■ **Brief**
Search the data for the string "logt" and extract every line where it appears.

____ Data in this exercise

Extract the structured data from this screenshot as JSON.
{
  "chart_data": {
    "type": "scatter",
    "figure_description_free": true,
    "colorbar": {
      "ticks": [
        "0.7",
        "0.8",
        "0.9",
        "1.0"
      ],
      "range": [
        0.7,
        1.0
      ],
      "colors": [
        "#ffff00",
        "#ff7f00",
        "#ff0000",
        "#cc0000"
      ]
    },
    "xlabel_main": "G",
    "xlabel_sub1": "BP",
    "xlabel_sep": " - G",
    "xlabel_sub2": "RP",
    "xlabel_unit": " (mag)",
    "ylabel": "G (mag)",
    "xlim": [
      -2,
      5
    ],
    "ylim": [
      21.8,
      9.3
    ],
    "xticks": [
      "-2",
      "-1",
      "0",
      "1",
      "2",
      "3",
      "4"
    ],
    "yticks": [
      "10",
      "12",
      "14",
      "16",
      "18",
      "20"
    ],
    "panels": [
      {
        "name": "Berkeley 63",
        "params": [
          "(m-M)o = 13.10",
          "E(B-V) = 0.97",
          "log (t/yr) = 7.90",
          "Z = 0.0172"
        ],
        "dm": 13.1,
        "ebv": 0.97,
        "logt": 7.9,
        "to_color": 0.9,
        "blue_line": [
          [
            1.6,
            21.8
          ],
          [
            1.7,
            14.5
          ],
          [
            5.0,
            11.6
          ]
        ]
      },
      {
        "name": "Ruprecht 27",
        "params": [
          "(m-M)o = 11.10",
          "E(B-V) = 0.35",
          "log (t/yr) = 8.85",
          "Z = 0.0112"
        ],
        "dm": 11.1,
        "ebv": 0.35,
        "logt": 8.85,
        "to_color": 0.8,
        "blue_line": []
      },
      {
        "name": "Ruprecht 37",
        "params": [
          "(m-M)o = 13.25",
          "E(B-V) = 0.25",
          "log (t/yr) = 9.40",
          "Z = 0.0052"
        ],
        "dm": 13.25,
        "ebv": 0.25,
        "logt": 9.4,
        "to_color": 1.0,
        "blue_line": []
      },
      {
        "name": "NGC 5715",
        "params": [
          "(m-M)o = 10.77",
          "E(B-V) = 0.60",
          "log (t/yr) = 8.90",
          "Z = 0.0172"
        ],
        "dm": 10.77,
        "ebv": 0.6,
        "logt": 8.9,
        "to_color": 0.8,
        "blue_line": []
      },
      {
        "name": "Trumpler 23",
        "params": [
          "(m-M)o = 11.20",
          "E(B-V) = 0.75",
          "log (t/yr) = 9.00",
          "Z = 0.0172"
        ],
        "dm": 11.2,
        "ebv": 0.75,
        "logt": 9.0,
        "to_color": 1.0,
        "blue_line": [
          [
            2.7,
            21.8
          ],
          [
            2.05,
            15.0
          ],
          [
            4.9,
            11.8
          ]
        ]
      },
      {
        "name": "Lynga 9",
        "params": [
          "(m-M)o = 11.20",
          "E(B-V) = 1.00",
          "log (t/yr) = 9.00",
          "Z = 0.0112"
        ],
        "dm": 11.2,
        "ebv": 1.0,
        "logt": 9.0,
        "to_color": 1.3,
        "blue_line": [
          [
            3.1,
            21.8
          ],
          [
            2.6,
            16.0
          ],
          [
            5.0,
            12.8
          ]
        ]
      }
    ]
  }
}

________

■ **Written response**
        "logt": 7.9,
        "logt": 8.85,
        "logt": 9.4,
        "logt": 8.9,
        "logt": 9.0,
        "logt": 9.0,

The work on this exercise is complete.